SUPPLIED PASSAGE:
————————
10/4/12

Bundle of Crazy

Still working on the diet thing, while dealing with girlisms. UGH.

For those who don't know, today is yesterday was (I just missed posting this by a few minutes, drat!) October 3rd! 

Mean Girls Day! :] 
There was so much crazy-drama-bat-crud-randomness today, that this simple little notion was able to bring a smile to my face. 

I used this multiple times today. Oh yeah!
I blame my hormones for all the crazy emotions I've been feeling lately. I don't think that the Advocare line is affecting me negatively, but I am so much more in tune with my body (do to committing to the challenge) lately - so that might have something to do with all this mess. 

Anyhow...

Day 16 - DONE!


I must admit, my body is trying to revert to the lazy-days. My inner anorexic (who is really my same size, but doesn't have to go out in public and shop for real-girl clothes, so she feels that stuffing her face is completely acceptable) begged me for these today:

Thankfully, I ignored her and opted for a CLIF bar instead.
————————
Summarize the blog post in two sentences. The records aren't needed for the task here.
————————
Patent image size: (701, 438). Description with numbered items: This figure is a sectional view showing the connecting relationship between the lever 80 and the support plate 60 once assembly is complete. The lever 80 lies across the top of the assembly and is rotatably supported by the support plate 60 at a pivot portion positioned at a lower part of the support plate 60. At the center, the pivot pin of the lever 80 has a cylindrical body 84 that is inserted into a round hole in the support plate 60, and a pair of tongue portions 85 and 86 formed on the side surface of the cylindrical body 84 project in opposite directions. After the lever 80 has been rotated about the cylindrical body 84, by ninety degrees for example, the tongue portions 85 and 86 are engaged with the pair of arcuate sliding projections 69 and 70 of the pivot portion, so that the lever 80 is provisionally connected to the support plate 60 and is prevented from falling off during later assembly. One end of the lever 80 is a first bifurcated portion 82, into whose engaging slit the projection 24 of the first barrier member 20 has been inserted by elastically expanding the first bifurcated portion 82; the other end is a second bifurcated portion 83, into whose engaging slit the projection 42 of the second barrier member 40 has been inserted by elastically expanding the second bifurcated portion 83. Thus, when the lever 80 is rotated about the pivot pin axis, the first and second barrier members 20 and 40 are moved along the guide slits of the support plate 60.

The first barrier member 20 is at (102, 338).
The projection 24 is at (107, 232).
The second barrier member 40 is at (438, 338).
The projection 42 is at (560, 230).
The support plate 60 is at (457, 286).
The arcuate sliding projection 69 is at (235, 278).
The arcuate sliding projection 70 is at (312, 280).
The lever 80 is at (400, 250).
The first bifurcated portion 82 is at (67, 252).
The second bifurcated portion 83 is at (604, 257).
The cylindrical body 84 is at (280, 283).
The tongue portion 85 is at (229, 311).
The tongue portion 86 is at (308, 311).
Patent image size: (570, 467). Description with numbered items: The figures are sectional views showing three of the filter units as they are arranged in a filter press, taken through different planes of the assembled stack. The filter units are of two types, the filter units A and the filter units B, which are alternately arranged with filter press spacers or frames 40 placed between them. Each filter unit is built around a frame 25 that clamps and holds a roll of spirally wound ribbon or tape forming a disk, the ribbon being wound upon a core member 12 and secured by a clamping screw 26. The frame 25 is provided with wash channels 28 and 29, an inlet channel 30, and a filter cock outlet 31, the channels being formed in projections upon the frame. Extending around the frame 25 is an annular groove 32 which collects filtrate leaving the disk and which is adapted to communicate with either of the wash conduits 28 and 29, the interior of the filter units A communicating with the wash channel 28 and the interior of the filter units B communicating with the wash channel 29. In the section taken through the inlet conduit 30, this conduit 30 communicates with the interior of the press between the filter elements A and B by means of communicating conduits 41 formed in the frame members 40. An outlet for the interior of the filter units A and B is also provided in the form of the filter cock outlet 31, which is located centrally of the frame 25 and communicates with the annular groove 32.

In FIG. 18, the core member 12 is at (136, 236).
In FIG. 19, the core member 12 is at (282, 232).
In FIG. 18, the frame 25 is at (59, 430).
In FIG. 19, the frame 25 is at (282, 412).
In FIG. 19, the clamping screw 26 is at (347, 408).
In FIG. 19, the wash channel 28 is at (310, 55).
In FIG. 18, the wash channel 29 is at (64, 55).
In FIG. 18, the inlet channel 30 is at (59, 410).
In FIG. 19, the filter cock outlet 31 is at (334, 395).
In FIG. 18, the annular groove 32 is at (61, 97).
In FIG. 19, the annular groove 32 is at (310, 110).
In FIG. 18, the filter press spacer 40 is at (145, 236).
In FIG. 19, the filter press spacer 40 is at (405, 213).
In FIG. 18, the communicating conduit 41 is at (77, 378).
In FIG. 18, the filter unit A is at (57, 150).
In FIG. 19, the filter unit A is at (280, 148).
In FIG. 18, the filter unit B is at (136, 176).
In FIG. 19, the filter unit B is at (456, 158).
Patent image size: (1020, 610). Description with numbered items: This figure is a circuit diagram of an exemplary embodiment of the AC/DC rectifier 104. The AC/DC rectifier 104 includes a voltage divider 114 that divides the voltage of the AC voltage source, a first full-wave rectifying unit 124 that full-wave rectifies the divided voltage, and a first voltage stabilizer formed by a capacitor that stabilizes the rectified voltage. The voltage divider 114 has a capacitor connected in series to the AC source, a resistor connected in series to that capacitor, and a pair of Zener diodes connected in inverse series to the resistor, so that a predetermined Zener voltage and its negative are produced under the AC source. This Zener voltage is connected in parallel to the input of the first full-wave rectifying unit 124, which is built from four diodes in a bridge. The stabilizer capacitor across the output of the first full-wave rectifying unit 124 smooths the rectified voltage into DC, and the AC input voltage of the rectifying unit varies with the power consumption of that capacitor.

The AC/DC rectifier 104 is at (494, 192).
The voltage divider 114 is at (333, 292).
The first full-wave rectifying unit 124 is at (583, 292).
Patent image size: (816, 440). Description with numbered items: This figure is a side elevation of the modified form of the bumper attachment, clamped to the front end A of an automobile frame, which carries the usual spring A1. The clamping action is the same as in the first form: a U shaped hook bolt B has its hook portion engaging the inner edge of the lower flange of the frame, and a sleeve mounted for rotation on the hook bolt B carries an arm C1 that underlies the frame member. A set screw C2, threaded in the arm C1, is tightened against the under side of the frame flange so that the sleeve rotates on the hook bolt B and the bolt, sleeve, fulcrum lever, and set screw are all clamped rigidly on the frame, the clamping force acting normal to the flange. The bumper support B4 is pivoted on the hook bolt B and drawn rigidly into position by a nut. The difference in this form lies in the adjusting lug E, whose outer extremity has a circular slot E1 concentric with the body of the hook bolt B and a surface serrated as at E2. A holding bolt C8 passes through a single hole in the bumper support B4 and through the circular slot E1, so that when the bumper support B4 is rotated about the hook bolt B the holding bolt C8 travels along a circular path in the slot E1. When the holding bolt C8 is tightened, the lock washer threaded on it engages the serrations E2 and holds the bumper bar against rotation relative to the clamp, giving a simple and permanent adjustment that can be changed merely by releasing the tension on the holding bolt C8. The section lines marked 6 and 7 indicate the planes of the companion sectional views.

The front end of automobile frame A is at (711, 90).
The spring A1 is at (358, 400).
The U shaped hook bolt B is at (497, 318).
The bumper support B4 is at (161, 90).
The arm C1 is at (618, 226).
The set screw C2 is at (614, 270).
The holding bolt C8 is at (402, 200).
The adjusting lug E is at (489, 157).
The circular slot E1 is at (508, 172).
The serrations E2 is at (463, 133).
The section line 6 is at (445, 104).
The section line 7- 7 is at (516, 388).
————————
TASK SOLUTION: The writer is still working on a diet while feeling crazy emotions blamed on hormones, and notes that October 3rd, Mean Girls Day, brought a smile amid a day full of drama. Day 16 of the challenge is done, and despite the pull back toward lazy days, the writer chose a CLIF bar instead of giving in.